Set down each record exactly as written.

- Entries supplied:
-- START --
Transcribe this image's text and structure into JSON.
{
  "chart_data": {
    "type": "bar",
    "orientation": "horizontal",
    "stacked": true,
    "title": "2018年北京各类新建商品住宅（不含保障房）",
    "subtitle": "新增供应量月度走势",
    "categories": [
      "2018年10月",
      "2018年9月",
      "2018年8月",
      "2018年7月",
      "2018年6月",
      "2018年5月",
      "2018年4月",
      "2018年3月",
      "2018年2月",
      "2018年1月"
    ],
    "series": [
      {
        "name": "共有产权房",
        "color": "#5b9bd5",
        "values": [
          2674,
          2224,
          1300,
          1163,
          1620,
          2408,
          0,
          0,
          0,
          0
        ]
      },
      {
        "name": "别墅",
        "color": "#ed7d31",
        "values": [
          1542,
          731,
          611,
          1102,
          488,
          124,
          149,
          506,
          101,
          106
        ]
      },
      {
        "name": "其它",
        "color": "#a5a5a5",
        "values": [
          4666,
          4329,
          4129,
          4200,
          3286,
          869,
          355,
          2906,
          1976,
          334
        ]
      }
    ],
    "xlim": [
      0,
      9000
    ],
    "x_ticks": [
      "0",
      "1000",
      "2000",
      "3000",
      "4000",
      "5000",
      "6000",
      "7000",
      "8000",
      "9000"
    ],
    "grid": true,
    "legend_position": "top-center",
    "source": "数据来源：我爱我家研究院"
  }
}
-- END --
- Exercise solution:
Transcribe this image's text and structure into JSON.
{
  "chart_data": {
    "type": "bar",
    "orientation": "horizontal",
    "stacked": true,
    "title": "2018年北京各类新建商品住宅（不含保障房）",
    "subtitle": "新增供应量月度走势",
    "categories": [
      "2018年10月",
      "2018年9月",
      "2018年8月",
      "2018年7月",
      "2018年6月",
      "2018年5月",
      "2018年4月",
      "2018年3月",
      "2018年2月",
      "2018年1月"
    ],
    "series": [
      {
        "name": "共有产权房",
        "color": "#5b9bd5",
        "values": [
          2674,
          2224,
          1300,
          1163,
          1620,
          2408,
          0,
          0,
          0,
          0
        ]
      },
      {
        "name": "别墅",
        "color": "#ed7d31",
        "values": [
          1542,
          731,
          611,
          1102,
          488,
          124,
          149,
          506,
          101,
          106
        ]
      },
      {
        "name": "其它",
        "color": "#a5a5a5",
        "values": [
          4666,
          4329,
          4129,
          4200,
          3286,
          869,
          355,
          2906,
          1976,
          334
        ]
      }
    ],
    "xlim": [
      0,
      9000
    ],
    "x_ticks": [
      "0",
      "1000",
      "2000",
      "3000",
      "4000",
      "5000",
      "6000",
      "7000",
      "8000",
      "9000"
    ],
    "grid": true,
    "legend_position": "top-center",
    "source": "数据来源：我爱我家研究院"
  }
}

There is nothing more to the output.